#### 課題
次の1.〜3.が本文の内容と合うかどうかを「はい」か「いいえ」で答え、判断の決め手となる本文の語句を一字一句違えずに引用せよ。1. 有事における宣言は解除された。2. 筆者は今朝、『空震』を初めて読んだ。3. 今回のパンデミックでのひとびとの行動は、総じて冷静だったと述べられている。

通り雨のごとく
今日で、5月が終わります。
わずか一か月ほどの間、私たちは、以前の日常
生活が取り戻されるのではないか、と日ごと期待
を募らせ、実際に、有事における宣言は解除される
こととなりました。
しかし、危機は、通り雨のごとく、私たちの頭上
を通過したのではありません。
ささやかな日常が、かけがえのないものに思える
一方で、「大気」が人間を、自然に生かしてくれる
と感じられた素朴な時代は、はるか遠くになりました。
ただし、今回のパンデミックにあり、総じてひとびと
の行動は、冷静だったといえるのではないでしょうか。
以前、ブログで触れたペーター・スローターダイクの
『空震』を、今朝、読み返していました。
表現には、慎重にならざるをえませんが、世界を巻き込
んだウィルスとの闘いは、疑似戦争の様相を呈していた
からです。
近代の世界戦の教訓によれば、災禍の一因に、大衆の意識
の「朦朧状態(もうろうじょうたい)」が、指摘されて
います。
スローターダイクは、それを、以下のように分析します。
「朦朧状態というのは、人間たちが正常=規範的なもの
(das Normale)に囚われたトランスの中で単なる“トレンド
を追う者”として運動することを指す」。

#### 表示情報
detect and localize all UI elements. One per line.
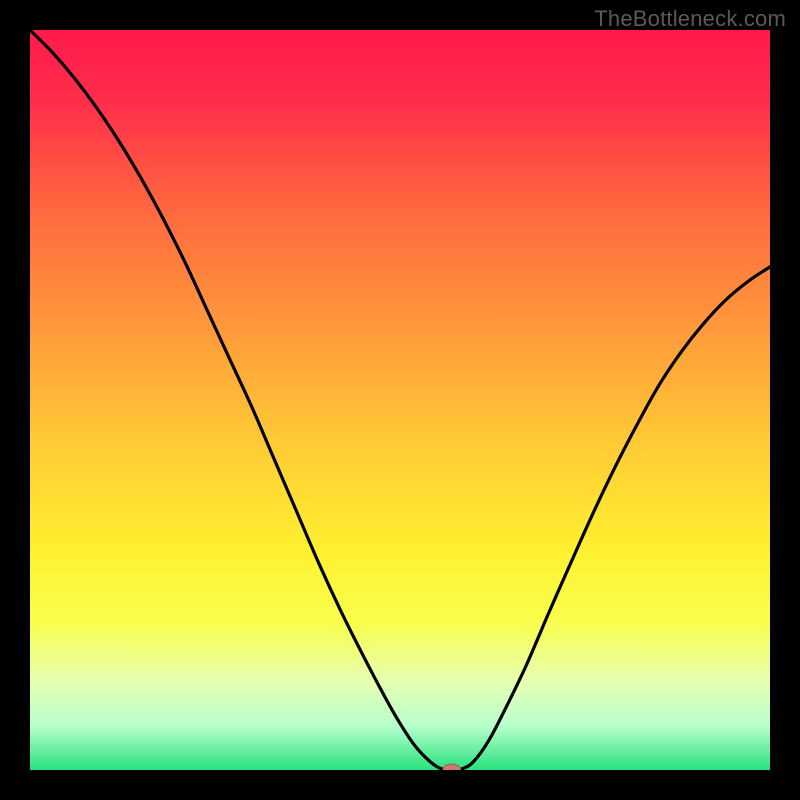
watermark-text: TheBottleneck.com [594,6,786,32]
plot-area [30,30,770,770]
gradient-background [30,30,770,770]
chart-svg [30,30,770,770]
chart-container: TheBottleneck.com [0,0,800,800]
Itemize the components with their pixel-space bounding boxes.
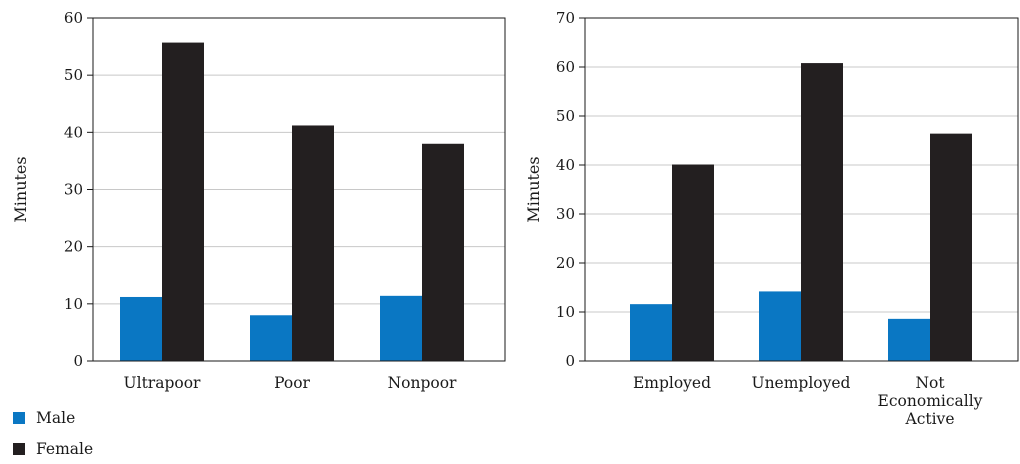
y-tick-label: 40 [64, 123, 83, 141]
bar-male [380, 295, 422, 361]
y-tick-label: 30 [556, 205, 575, 223]
x-category-label: Unemployed [752, 374, 851, 392]
bar-female [930, 133, 972, 361]
legend: Male Female [13, 409, 93, 458]
y-tick-label: 50 [556, 107, 575, 125]
y-tick-label: 50 [64, 66, 83, 84]
plot-frame [584, 17, 1019, 362]
y-tick-label: 20 [556, 254, 575, 272]
bar-male [888, 318, 930, 361]
bar-male [250, 315, 292, 361]
bar-female [292, 125, 334, 362]
y-tick-label: 0 [565, 352, 575, 370]
y-axis-label: Minutes [11, 156, 30, 222]
y-tick-label: 10 [64, 295, 83, 313]
x-category-label: Nonpoor [388, 374, 457, 392]
y-tick-label: 10 [556, 303, 575, 321]
y-tick-label: 60 [64, 9, 83, 27]
bar-female [672, 164, 714, 361]
x-category-label: Employed [633, 374, 711, 392]
x-category-label: Active [905, 410, 955, 428]
legend-label-male: Male [36, 409, 75, 427]
y-tick-label: 30 [64, 181, 83, 199]
legend-label-female: Female [36, 440, 93, 458]
bar-male [759, 291, 801, 361]
bar-male [630, 304, 672, 361]
chart-left: 0 10 20 30 40 50 60 Minutes Ultrapoor Poor Nonpoor [11, 9, 506, 392]
bar-female [422, 143, 464, 361]
y-tick-label: 70 [556, 9, 575, 27]
bar-male [120, 296, 162, 361]
y-tick-label: 60 [556, 58, 575, 76]
legend-swatch-male [13, 412, 25, 424]
y-tick-label: 20 [64, 238, 83, 256]
bar-female [801, 63, 843, 362]
x-category-label: Economically [878, 392, 983, 410]
y-tick-label: 0 [73, 352, 83, 370]
legend-swatch-female [13, 443, 25, 455]
x-category-label: Not [915, 374, 945, 392]
plot-frame [92, 17, 506, 362]
x-category-label: Ultrapoor [124, 374, 201, 392]
y-axis-label: Minutes [524, 156, 543, 222]
chart-right: 0 10 20 30 40 50 60 70 Minutes Employed Unemployed… [524, 9, 1019, 428]
x-category-label: Poor [274, 374, 310, 392]
y-tick-label: 40 [556, 156, 575, 174]
bar-female [162, 42, 204, 361]
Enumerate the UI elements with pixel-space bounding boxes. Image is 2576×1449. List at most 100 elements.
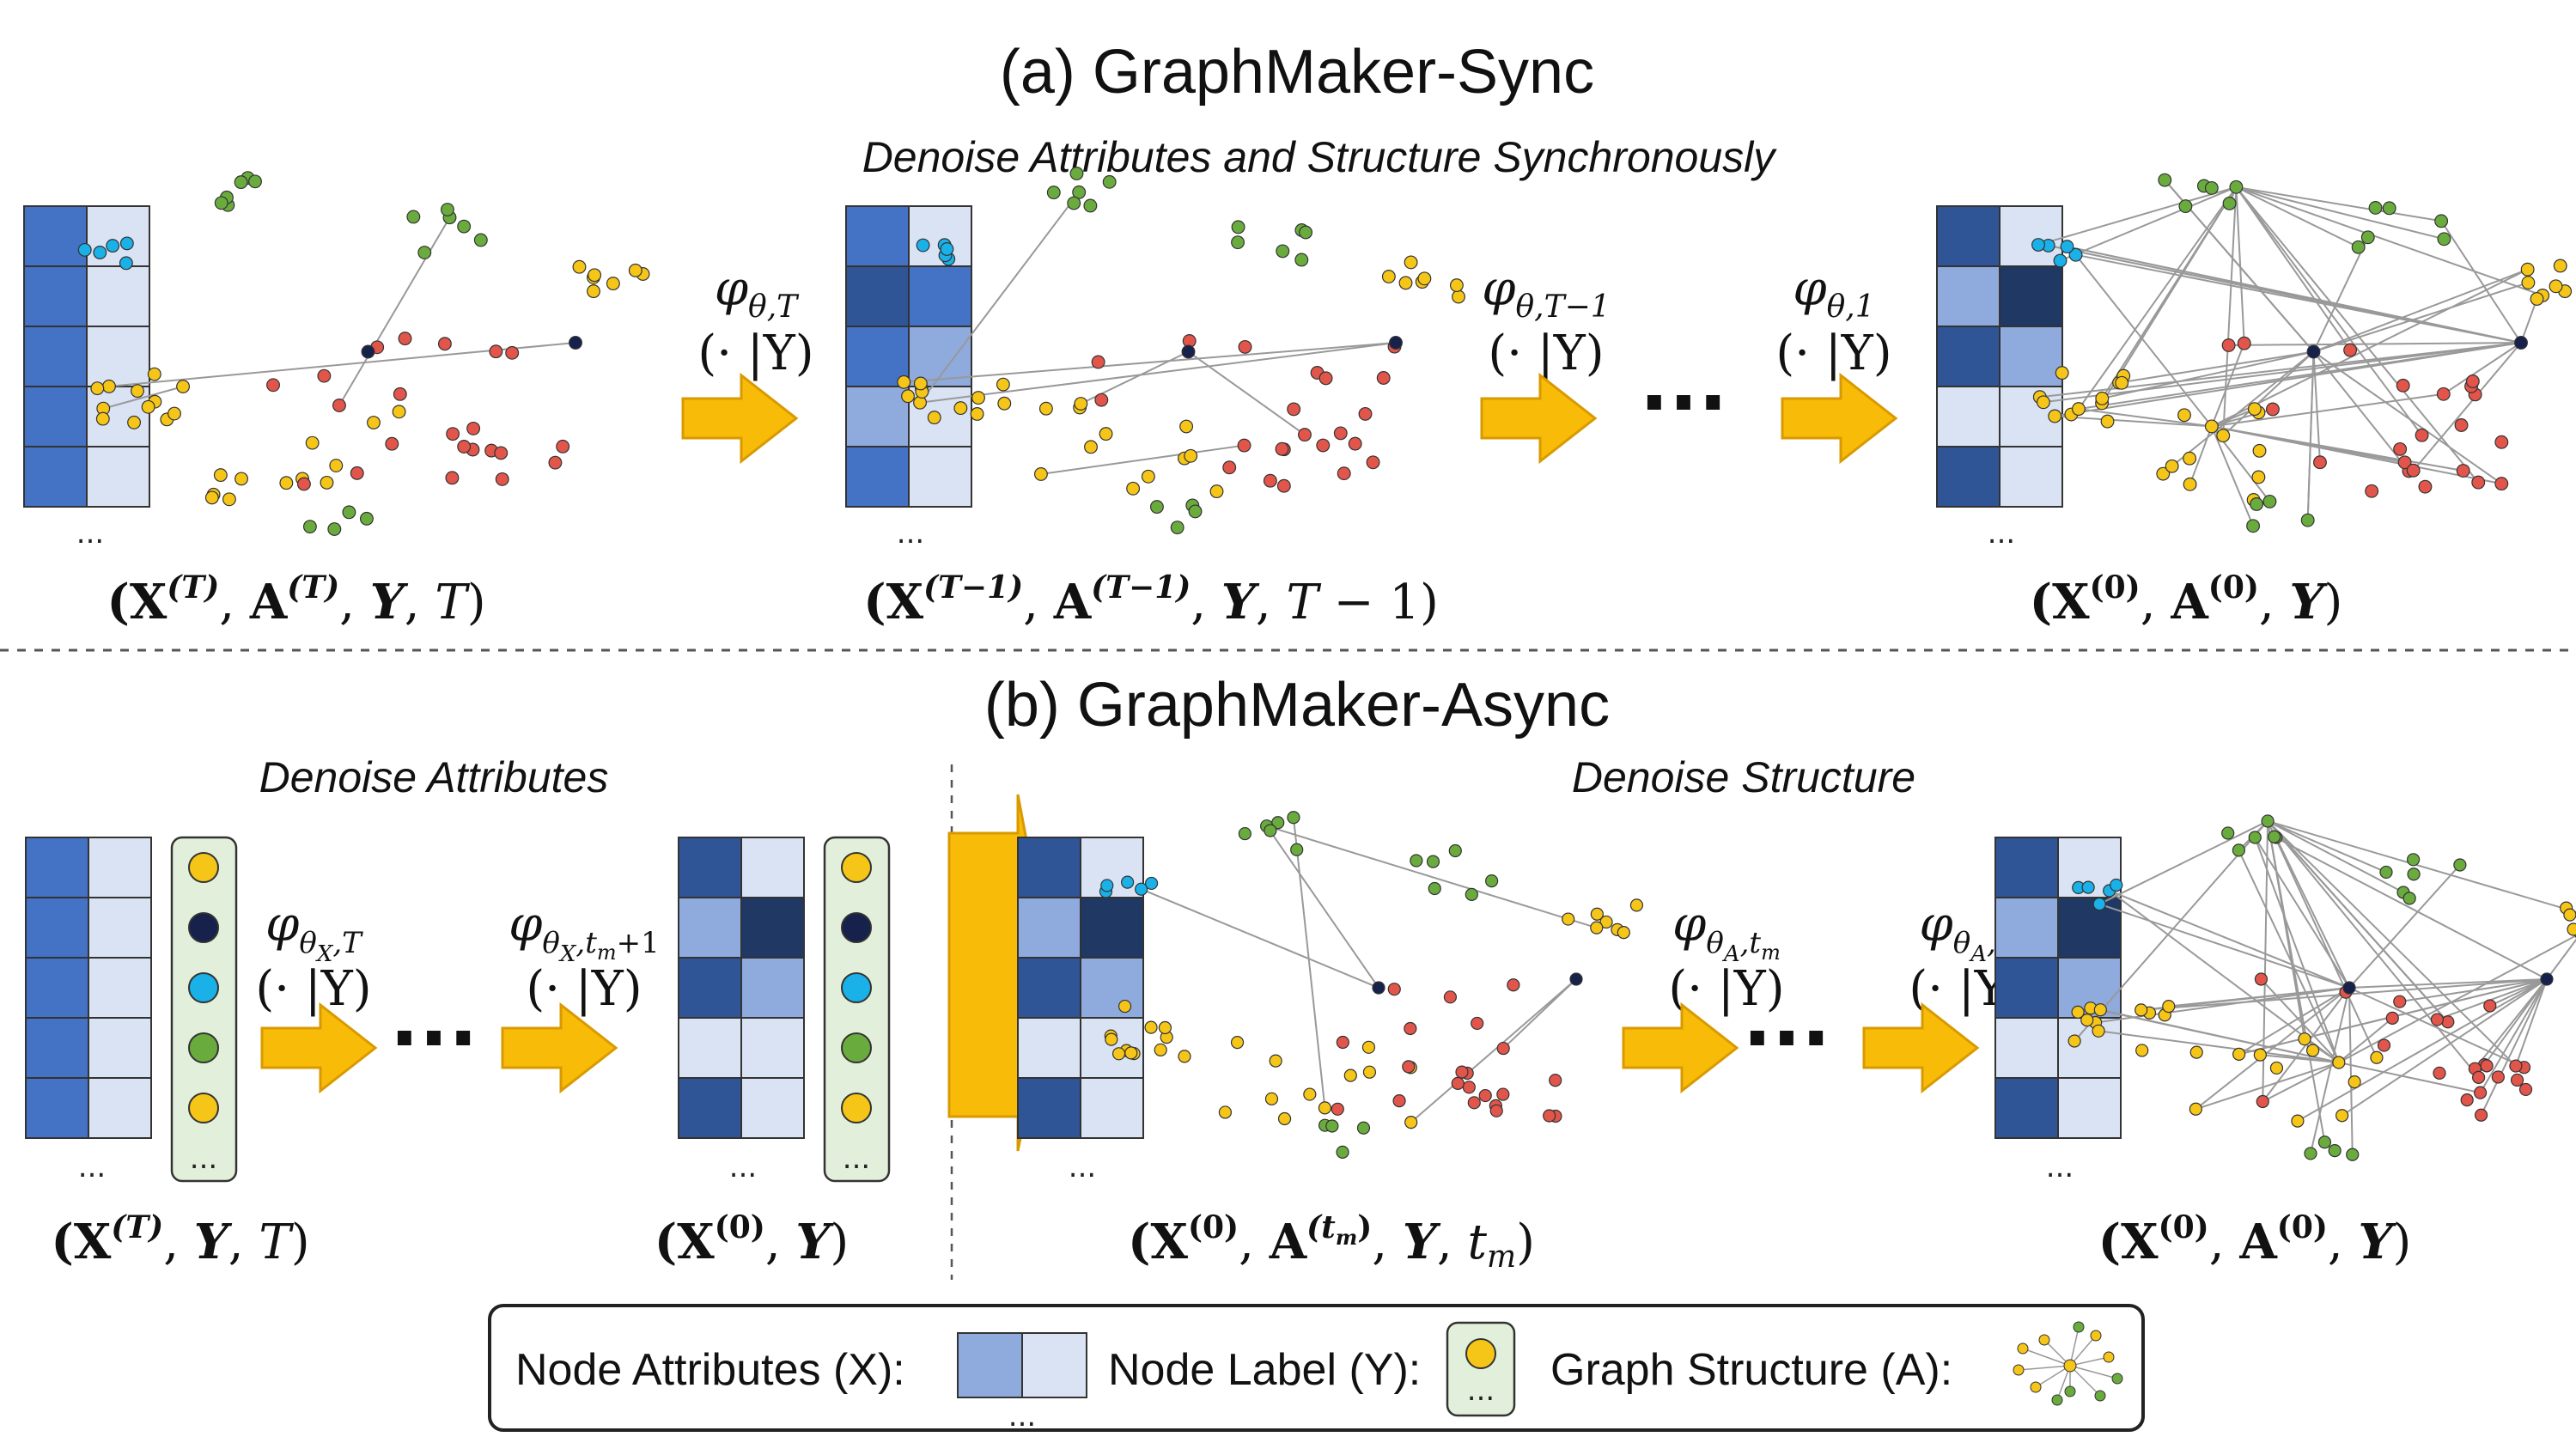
graph-node bbox=[2402, 892, 2416, 905]
graph-node bbox=[1443, 990, 1458, 1004]
graph-node bbox=[1336, 1035, 1349, 1050]
matrix-cell bbox=[845, 326, 910, 387]
graph-node bbox=[2317, 1135, 2332, 1149]
legend-box bbox=[488, 1304, 2145, 1432]
matrix-cell bbox=[1994, 837, 2059, 898]
graph-node bbox=[1277, 1111, 1292, 1126]
graph-node bbox=[2346, 1148, 2360, 1161]
graph-node bbox=[2038, 1334, 2050, 1346]
graph-node bbox=[2549, 279, 2563, 294]
graph-edge bbox=[2078, 186, 2238, 410]
graph-edge bbox=[2312, 236, 2369, 352]
matrix-cell bbox=[908, 326, 972, 387]
arrow-icon bbox=[501, 1003, 618, 1093]
label-node bbox=[841, 972, 872, 1003]
graph-node bbox=[2385, 1011, 2399, 1025]
graph-edge bbox=[2171, 350, 2315, 467]
label-node bbox=[188, 912, 219, 943]
graph-node bbox=[1398, 276, 1413, 290]
graph-node bbox=[2165, 459, 2179, 473]
graph-node bbox=[1218, 1105, 1233, 1119]
graph-node bbox=[1238, 826, 1251, 841]
caption-x0-a0: (X(0), A(0), Y) bbox=[2098, 1209, 2412, 1270]
graph-node bbox=[2514, 336, 2528, 350]
graph-edge bbox=[2195, 1062, 2340, 1111]
graph-node bbox=[147, 367, 161, 381]
graph-node bbox=[77, 242, 92, 257]
graph-node bbox=[2434, 214, 2449, 228]
graph-node bbox=[2256, 1094, 2269, 1109]
graph-node bbox=[2189, 1102, 2202, 1116]
graph-node bbox=[417, 246, 432, 259]
graph-edge bbox=[1292, 817, 1326, 1108]
matrix-cell bbox=[845, 265, 910, 327]
graph-node bbox=[204, 490, 219, 505]
matrix-cell bbox=[845, 386, 910, 447]
graph-edge bbox=[2297, 978, 2548, 1122]
graph-edge bbox=[2235, 186, 2351, 351]
graph-node bbox=[234, 175, 248, 190]
graph-edge bbox=[2235, 186, 2423, 436]
graph-node bbox=[897, 374, 911, 389]
graph-edge bbox=[2348, 864, 2461, 989]
graph-node bbox=[1549, 1074, 1562, 1087]
graph-edge bbox=[2254, 837, 2340, 1063]
matrix-cell bbox=[25, 1077, 89, 1139]
graph-edge bbox=[2313, 282, 2529, 353]
graph-edge bbox=[2267, 819, 2576, 913]
graph-node bbox=[1276, 478, 1291, 493]
graph-edge bbox=[2479, 978, 2548, 1093]
graph-edge bbox=[2262, 1062, 2340, 1103]
graph-edge bbox=[2035, 1365, 2071, 1388]
legend-cell-light bbox=[1021, 1332, 1087, 1398]
graph-node bbox=[1478, 1088, 1492, 1103]
graph-node bbox=[2454, 418, 2469, 432]
cond-label: (· |Y) bbox=[1775, 326, 1891, 381]
ellipsis: ... bbox=[843, 1142, 870, 1176]
graph-edge bbox=[2440, 220, 2522, 344]
graph-node bbox=[1455, 1065, 1469, 1079]
graph-node bbox=[2111, 1373, 2123, 1385]
graph-edge bbox=[2043, 342, 2522, 404]
graph-node bbox=[494, 446, 509, 460]
matrix-cell bbox=[1936, 326, 2001, 387]
graph-node bbox=[572, 259, 587, 274]
graph-edge bbox=[904, 342, 1397, 383]
graph-node bbox=[2232, 1047, 2246, 1061]
graph-node bbox=[1231, 235, 1245, 250]
graph-node bbox=[2216, 429, 2231, 443]
caption-x0-y: (X(0), Y) bbox=[655, 1209, 850, 1270]
graph-edge bbox=[2399, 978, 2548, 1003]
graph-node bbox=[296, 477, 311, 491]
graph-node bbox=[234, 472, 248, 486]
graph-node bbox=[457, 440, 472, 454]
graph-node bbox=[996, 377, 1010, 392]
graph-node bbox=[1348, 436, 1362, 451]
graph-edge bbox=[2210, 343, 2245, 427]
arrow-icon bbox=[260, 1003, 377, 1093]
graph-node bbox=[2036, 395, 2050, 410]
graph-edge bbox=[2055, 415, 2212, 428]
graph-edge bbox=[2095, 987, 2350, 1024]
ellipsis: ... bbox=[2046, 1150, 2074, 1184]
graph-node bbox=[1238, 339, 1252, 354]
graph-node bbox=[1404, 255, 1418, 270]
graph-node bbox=[2094, 1390, 2106, 1402]
phi-label: φθ,1 bbox=[1793, 261, 1874, 325]
matrix-cell bbox=[908, 265, 972, 327]
graph-node bbox=[901, 389, 915, 404]
graph-edge bbox=[2443, 342, 2522, 395]
graph-node bbox=[1507, 978, 1520, 992]
graph-node bbox=[327, 522, 342, 536]
graph-node bbox=[1467, 1096, 1481, 1110]
graph-node bbox=[2221, 338, 2236, 352]
graph-node bbox=[2332, 1056, 2346, 1069]
graph-node bbox=[106, 239, 120, 253]
graph-node bbox=[2017, 1342, 2029, 1355]
graph-node bbox=[457, 219, 472, 234]
graph-node bbox=[1325, 1119, 1339, 1133]
graph-edge bbox=[2060, 186, 2237, 262]
graph-node bbox=[1269, 1054, 1282, 1068]
graph-node bbox=[1336, 1145, 1349, 1159]
step-a1: φθ,T (· |Y) bbox=[681, 261, 814, 463]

#### 最終回答
1. はい ―「有事における宣言は解除される」
2. いいえ ―「『空震』を、今朝、読み返していました。」
3. はい ―「の行動は、冷静だったといえるのではないでしょうか。」